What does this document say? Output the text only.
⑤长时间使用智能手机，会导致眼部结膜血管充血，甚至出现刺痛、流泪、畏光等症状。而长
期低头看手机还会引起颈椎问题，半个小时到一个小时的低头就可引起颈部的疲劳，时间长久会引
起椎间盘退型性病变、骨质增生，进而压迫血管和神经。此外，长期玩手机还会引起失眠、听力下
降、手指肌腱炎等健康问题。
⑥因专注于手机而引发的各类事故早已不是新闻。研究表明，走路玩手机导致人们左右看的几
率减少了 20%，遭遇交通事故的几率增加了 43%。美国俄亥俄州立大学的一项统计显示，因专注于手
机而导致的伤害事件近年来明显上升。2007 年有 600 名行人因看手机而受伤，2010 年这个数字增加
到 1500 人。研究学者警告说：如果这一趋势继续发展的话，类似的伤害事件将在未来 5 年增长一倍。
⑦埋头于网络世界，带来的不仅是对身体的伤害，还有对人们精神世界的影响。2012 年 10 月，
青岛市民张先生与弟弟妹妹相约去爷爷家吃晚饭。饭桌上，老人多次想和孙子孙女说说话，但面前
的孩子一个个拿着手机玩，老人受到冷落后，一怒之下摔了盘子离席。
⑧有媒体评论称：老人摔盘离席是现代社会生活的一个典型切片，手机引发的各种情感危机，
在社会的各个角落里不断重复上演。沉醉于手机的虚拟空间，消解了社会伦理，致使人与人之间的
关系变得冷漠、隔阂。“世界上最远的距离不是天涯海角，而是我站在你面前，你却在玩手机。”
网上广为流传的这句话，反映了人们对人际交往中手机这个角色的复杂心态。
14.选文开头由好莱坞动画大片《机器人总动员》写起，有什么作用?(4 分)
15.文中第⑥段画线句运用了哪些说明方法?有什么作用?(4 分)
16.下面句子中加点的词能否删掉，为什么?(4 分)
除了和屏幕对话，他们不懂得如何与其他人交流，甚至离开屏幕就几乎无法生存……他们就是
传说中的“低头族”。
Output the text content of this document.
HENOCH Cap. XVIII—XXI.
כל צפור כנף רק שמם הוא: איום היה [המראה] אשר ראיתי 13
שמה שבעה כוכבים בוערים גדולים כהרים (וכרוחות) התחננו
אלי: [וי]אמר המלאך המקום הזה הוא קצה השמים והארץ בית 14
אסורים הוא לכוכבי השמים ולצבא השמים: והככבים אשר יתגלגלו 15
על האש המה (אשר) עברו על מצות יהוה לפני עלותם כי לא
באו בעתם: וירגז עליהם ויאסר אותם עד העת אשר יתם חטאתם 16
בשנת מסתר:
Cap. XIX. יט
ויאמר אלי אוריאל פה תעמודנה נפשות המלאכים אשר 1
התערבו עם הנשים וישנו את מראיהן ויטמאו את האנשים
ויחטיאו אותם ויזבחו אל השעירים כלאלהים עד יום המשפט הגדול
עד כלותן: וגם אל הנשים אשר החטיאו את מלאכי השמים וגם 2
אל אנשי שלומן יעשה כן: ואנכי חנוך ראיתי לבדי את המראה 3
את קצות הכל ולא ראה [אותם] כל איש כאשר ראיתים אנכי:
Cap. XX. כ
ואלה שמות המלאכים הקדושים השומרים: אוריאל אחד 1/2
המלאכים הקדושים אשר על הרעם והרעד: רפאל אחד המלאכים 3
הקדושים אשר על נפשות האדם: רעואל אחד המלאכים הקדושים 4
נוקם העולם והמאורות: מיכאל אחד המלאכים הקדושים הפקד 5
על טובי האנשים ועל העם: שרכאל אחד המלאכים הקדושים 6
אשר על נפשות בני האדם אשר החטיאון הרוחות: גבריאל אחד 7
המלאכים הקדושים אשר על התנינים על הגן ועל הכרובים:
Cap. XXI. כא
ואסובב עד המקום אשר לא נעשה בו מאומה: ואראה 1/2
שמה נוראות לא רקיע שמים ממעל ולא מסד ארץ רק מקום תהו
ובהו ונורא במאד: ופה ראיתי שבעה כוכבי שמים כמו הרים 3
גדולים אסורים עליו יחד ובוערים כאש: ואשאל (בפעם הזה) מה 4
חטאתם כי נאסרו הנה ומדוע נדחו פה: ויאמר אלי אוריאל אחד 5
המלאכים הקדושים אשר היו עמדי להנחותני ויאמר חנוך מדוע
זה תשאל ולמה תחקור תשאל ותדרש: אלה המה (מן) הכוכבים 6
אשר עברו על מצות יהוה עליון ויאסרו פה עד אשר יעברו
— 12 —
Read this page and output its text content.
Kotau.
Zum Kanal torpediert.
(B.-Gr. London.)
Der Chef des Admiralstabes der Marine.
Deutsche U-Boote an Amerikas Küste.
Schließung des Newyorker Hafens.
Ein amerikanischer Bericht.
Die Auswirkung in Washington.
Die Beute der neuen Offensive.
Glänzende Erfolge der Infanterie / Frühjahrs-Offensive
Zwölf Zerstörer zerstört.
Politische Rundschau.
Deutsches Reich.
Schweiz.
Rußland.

WRITTEN REQUEST>
Write out the entries above once more, without altering anything.

WORKED ANSWER>
What does this document say? Output the text only.
⑤长时间使用智能手机，会导致眼部结膜血管充血，甚至出现刺痛、流泪、畏光等症状。而长
期低头看手机还会引起颈椎问题，半个小时到一个小时的低头就可引起颈部的疲劳，时间长久会引
起椎间盘退型性病变、骨质增生，进而压迫血管和神经。此外，长期玩手机还会引起失眠、听力下
降、手指肌腱炎等健康问题。
⑥因专注于手机而引发的各类事故早已不是新闻。研究表明，走路玩手机导致人们左右看的几
率减少了 20%，遭遇交通事故的几率增加了 43%。美国俄亥俄州立大学的一项统计显示，因专注于手
机而导致的伤害事件近年来明显上升。2007 年有 600 名行人因看手机而受伤，2010 年这个数字增加
到 1500 人。研究学者警告说：如果这一趋势继续发展的话，类似的伤害事件将在未来 5 年增长一倍。
⑦埋头于网络世界，带来的不仅是对身体的伤害，还有对人们精神世界的影响。2012 年 10 月，
青岛市民张先生与弟弟妹妹相约去爷爷家吃晚饭。饭桌上，老人多次想和孙子孙女说说话，但面前
的孩子一个个拿着手机玩，老人受到冷落后，一怒之下摔了盘子离席。
⑧有媒体评论称：老人摔盘离席是现代社会生活的一个典型切片，手机引发的各种情感危机，
在社会的各个角落里不断重复上演。沉醉于手机的虚拟空间，消解了社会伦理，致使人与人之间的
关系变得冷漠、隔阂。“世界上最远的距离不是天涯海角，而是我站在你面前，你却在玩手机。”
网上广为流传的这句话，反映了人们对人际交往中手机这个角色的复杂心态。
14.选文开头由好莱坞动画大片《机器人总动员》写起，有什么作用?(4 分)
15.文中第⑥段画线句运用了哪些说明方法?有什么作用?(4 分)
16.下面句子中加点的词能否删掉，为什么?(4 分)
除了和屏幕对话，他们不懂得如何与其他人交流，甚至离开屏幕就几乎无法生存……他们就是
传说中的“低头族”。
Output the text content of this document.
HENOCH Cap. XVIII—XXI.
כל צפור כנף רק שמם הוא: איום היה [המראה] אשר ראיתי 13
שמה שבעה כוכבים בוערים גדולים כהרים (וכרוחות) התחננו
אלי: [וי]אמר המלאך המקום הזה הוא קצה השמים והארץ בית 14
אסורים הוא לכוכבי השמים ולצבא השמים: והככבים אשר יתגלגלו 15
על האש המה (אשר) עברו על מצות יהוה לפני עלותם כי לא
באו בעתם: וירגז עליהם ויאסר אותם עד העת אשר יתם חטאתם 16
בשנת מסתר:
Cap. XIX. יט
ויאמר אלי אוריאל פה תעמודנה נפשות המלאכים אשר 1
התערבו עם הנשים וישנו את מראיהן ויטמאו את האנשים
ויחטיאו אותם ויזבחו אל השעירים כלאלהים עד יום המשפט הגדול
עד כלותן: וגם אל הנשים אשר החטיאו את מלאכי השמים וגם 2
אל אנשי שלומן יעשה כן: ואנכי חנוך ראיתי לבדי את המראה 3
את קצות הכל ולא ראה [אותם] כל איש כאשר ראיתים אנכי:
Cap. XX. כ
ואלה שמות המלאכים הקדושים השומרים: אוריאל אחד 1/2
המלאכים הקדושים אשר על הרעם והרעד: רפאל אחד המלאכים 3
הקדושים אשר על נפשות האדם: רעואל אחד המלאכים הקדושים 4
נוקם העולם והמאורות: מיכאל אחד המלאכים הקדושים הפקד 5
על טובי האנשים ועל העם: שרכאל אחד המלאכים הקדושים 6
אשר על נפשות בני האדם אשר החטיאון הרוחות: גבריאל אחד 7
המלאכים הקדושים אשר על התנינים על הגן ועל הכרובים:
Cap. XXI. כא
ואסובב עד המקום אשר לא נעשה בו מאומה: ואראה 1/2
שמה נוראות לא רקיע שמים ממעל ולא מסד ארץ רק מקום תהו
ובהו ונורא במאד: ופה ראיתי שבעה כוכבי שמים כמו הרים 3
גדולים אסורים עליו יחד ובוערים כאש: ואשאל (בפעם הזה) מה 4
חטאתם כי נאסרו הנה ומדוע נדחו פה: ויאמר אלי אוריאל אחד 5
המלאכים הקדושים אשר היו עמדי להנחותני ויאמר חנוך מדוע
זה תשאל ולמה תחקור תשאל ותדרש: אלה המה (מן) הכוכבים 6
אשר עברו על מצות יהוה עליון ויאסרו פה עד אשר יעברו
— 12 —
Read this page and output its text content.
Kotau.
Zum Kanal torpediert.
(B.-Gr. London.)
Der Chef des Admiralstabes der Marine.
Deutsche U-Boote an Amerikas Küste.
Schließung des Newyorker Hafens.
Ein amerikanischer Bericht.
Die Auswirkung in Washington.
Die Beute der neuen Offensive.
Glänzende Erfolge der Infanterie / Frühjahrs-Offensive
Zwölf Zerstörer zerstört.
Politische Rundschau.
Deutsches Reich.
Schweiz.
Rußland.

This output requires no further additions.